--- START OF Dataset entries ---

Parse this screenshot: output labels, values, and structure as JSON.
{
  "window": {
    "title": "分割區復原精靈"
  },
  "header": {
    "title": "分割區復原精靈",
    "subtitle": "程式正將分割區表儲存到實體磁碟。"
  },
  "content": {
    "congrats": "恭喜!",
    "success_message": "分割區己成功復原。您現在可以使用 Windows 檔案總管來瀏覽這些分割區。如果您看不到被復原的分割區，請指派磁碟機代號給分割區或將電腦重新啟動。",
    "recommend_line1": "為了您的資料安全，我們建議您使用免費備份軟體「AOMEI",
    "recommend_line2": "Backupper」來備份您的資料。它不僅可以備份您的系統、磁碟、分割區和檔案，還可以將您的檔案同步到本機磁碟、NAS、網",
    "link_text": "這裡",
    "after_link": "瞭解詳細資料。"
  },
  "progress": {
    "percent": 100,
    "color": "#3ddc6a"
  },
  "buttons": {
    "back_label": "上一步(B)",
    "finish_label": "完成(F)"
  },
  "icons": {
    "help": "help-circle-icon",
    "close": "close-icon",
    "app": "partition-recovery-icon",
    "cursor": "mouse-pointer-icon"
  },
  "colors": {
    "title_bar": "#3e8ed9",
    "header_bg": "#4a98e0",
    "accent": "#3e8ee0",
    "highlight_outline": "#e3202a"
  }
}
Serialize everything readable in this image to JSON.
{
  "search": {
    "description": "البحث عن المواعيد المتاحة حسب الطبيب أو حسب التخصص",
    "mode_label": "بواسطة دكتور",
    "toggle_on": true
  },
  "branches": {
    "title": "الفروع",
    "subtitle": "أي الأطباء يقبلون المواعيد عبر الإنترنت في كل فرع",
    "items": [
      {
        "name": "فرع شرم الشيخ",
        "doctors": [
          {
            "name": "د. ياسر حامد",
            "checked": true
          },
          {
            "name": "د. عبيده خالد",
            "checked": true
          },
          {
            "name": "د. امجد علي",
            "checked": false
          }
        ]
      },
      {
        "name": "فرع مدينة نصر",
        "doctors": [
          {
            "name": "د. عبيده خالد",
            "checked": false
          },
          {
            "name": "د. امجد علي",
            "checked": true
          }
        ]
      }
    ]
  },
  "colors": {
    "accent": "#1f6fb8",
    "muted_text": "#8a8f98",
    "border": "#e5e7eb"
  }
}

--- END OF Dataset entries ---

What is asked => Leave out every line without the string "JSON" and copy the rest.

Worked answer =>
Parse this screenshot: output labels, values, and structure as JSON.
Serialize everything readable in this image to JSON.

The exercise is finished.